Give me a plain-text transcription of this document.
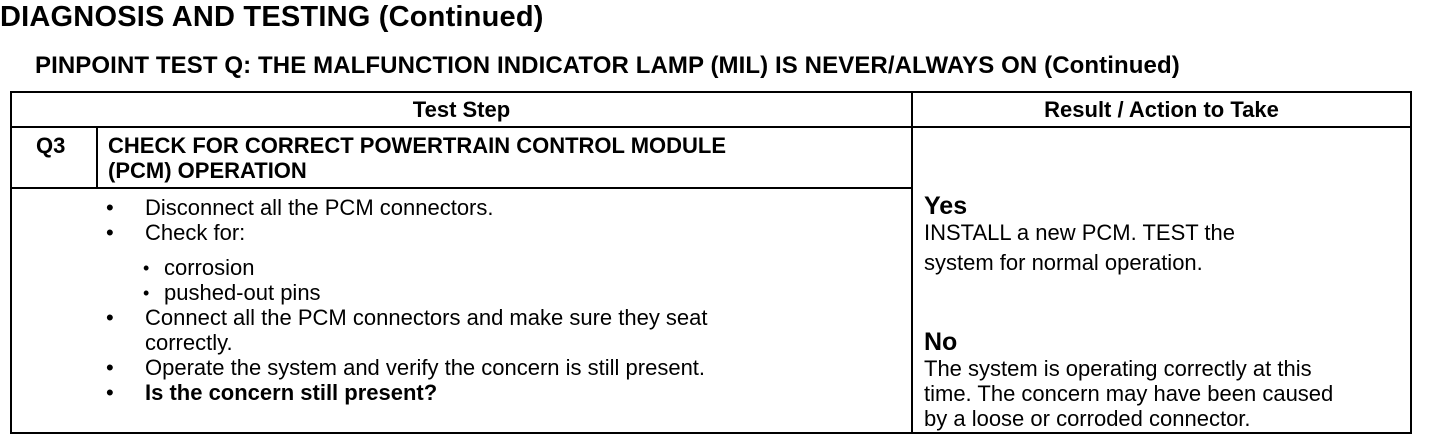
DIAGNOSIS AND TESTING (Continued)
PINPOINT TEST Q: THE MALFUNCTION INDICATOR LAMP (MIL) IS NEVER/ALWAYS ON (Continued)
Test Step	Result / Action to Take
Q3 CHECK FOR CORRECT POWERTRAIN CONTROL MODULE
(PCM) OPERATION
• Disconnect all the PCM connectors.
• Check for:
• corrosion
• pushed-out pins
• Connect all the PCM connectors and make sure they seat
correctly.
• Operate the system and verify the concern is still present.
• Is the concern still present?
Yes
INSTALL a new PCM. TEST the
system for normal operation.
No
The system is operating correctly at this
time. The concern may have been caused
by a loose or corroded connector.
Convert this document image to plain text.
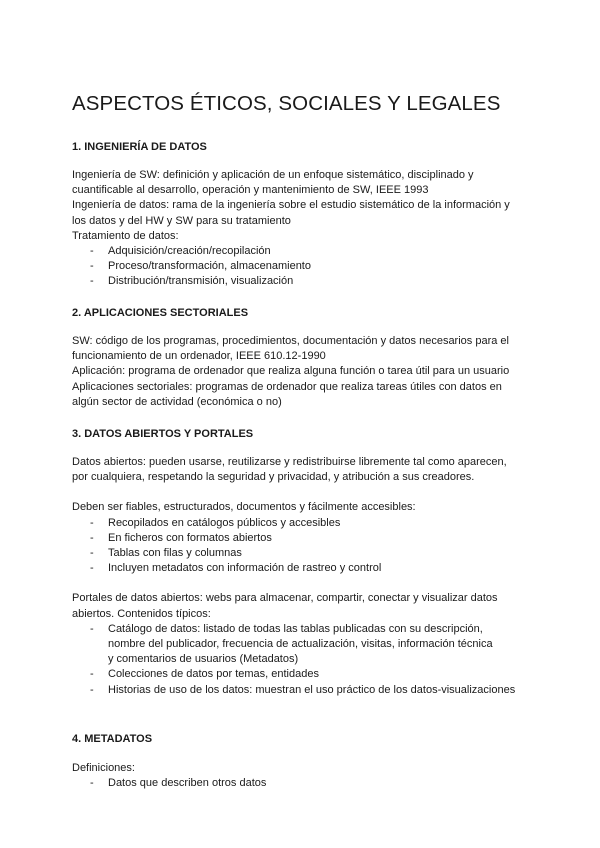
ASPECTOS ÉTICOS, SOCIALES Y LEGALES
1. INGENIERÍA DE DATOS

Ingeniería de SW: definición y aplicación de un enfoque sistemático, disciplinado y

cuantificable al desarrollo, operación y mantenimiento de SW, IEEE 1993

Ingeniería de datos: rama de la ingeniería sobre el estudio sistemático de la información y

los datos y del HW y SW para su tratamiento

Tratamiento de datos:

- Adquisición/creación/recopilación
- Proceso/transformación, almacenamiento
- Distribución/transmisión, visualización
2. APLICACIONES SECTORIALES

SW: código de los programas, procedimientos, documentación y datos necesarios para el

funcionamiento de un ordenador, IEEE 610.12-1990

Aplicación: programa de ordenador que realiza alguna función o tarea útil para un usuario

Aplicaciones sectoriales: programas de ordenador que realiza tareas útiles con datos en

algún sector de actividad (económica o no)

3. DATOS ABIERTOS Y PORTALES

Datos abiertos: pueden usarse, reutilizarse y redistribuirse libremente tal como aparecen,

por cualquiera, respetando la seguridad y privacidad, y atribución a sus creadores.

Deben ser fiables, estructurados, documentos y fácilmente accesibles:

- Recopilados en catálogos públicos y accesibles
- En ficheros con formatos abiertos
- Tablas con filas y columnas
- Incluyen metadatos con información de rastreo y control

Portales de datos abiertos: webs para almacenar, compartir, conectar y visualizar datos

abiertos. Contenidos típicos:

- Catálogo de datos: listado de todas las tablas publicadas con su descripción,
nombre del publicador, frecuencia de actualización, visitas, información técnica
y comentarios de usuarios (Metadatos)
- Colecciones de datos por temas, entidades
- Historias de uso de los datos: muestran el uso práctico de los datos-visualizaciones
4. METADATOS

Definiciones:

- Datos que describen otros datos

**WORK INSTRUCTIONS:** Copy the entries exactly. Leave out the images.

**COMPLETE RESPONSE:**
Give me a plain-text transcription of this document.
DIAGNOSIS AND TESTING (Continued)
PINPOINT TEST Q: THE MALFUNCTION INDICATOR LAMP (MIL) IS NEVER/ALWAYS ON (Continued)
Test Step	Result / Action to Take
Q3 CHECK FOR CORRECT POWERTRAIN CONTROL MODULE
(PCM) OPERATION
• Disconnect all the PCM connectors.
• Check for:
• corrosion
• pushed-out pins
• Connect all the PCM connectors and make sure they seat
correctly.
• Operate the system and verify the concern is still present.
• Is the concern still present?
Yes
INSTALL a new PCM. TEST the
system for normal operation.
No
The system is operating correctly at this
time. The concern may have been caused
by a loose or corroded connector.
Convert this document image to plain text.
ASPECTOS ÉTICOS, SOCIALES Y LEGALES
1. INGENIERÍA DE DATOS

Ingeniería de SW: definición y aplicación de un enfoque sistemático, disciplinado y

cuantificable al desarrollo, operación y mantenimiento de SW, IEEE 1993

Ingeniería de datos: rama de la ingeniería sobre el estudio sistemático de la información y

los datos y del HW y SW para su tratamiento

Tratamiento de datos:

- Adquisición/creación/recopilación
- Proceso/transformación, almacenamiento
- Distribución/transmisión, visualización
2. APLICACIONES SECTORIALES

SW: código de los programas, procedimientos, documentación y datos necesarios para el

funcionamiento de un ordenador, IEEE 610.12-1990

Aplicación: programa de ordenador que realiza alguna función o tarea útil para un usuario

Aplicaciones sectoriales: programas de ordenador que realiza tareas útiles con datos en

algún sector de actividad (económica o no)

3. DATOS ABIERTOS Y PORTALES

Datos abiertos: pueden usarse, reutilizarse y redistribuirse libremente tal como aparecen,

por cualquiera, respetando la seguridad y privacidad, y atribución a sus creadores.

Deben ser fiables, estructurados, documentos y fácilmente accesibles:

- Recopilados en catálogos públicos y accesibles
- En ficheros con formatos abiertos
- Tablas con filas y columnas
- Incluyen metadatos con información de rastreo y control

Portales de datos abiertos: webs para almacenar, compartir, conectar y visualizar datos

abiertos. Contenidos típicos:

- Catálogo de datos: listado de todas las tablas publicadas con su descripción,
nombre del publicador, frecuencia de actualización, visitas, información técnica
y comentarios de usuarios (Metadatos)
- Colecciones de datos por temas, entidades
- Historias de uso de los datos: muestran el uso práctico de los datos-visualizaciones
4. METADATOS

Definiciones:

- Datos que describen otros datos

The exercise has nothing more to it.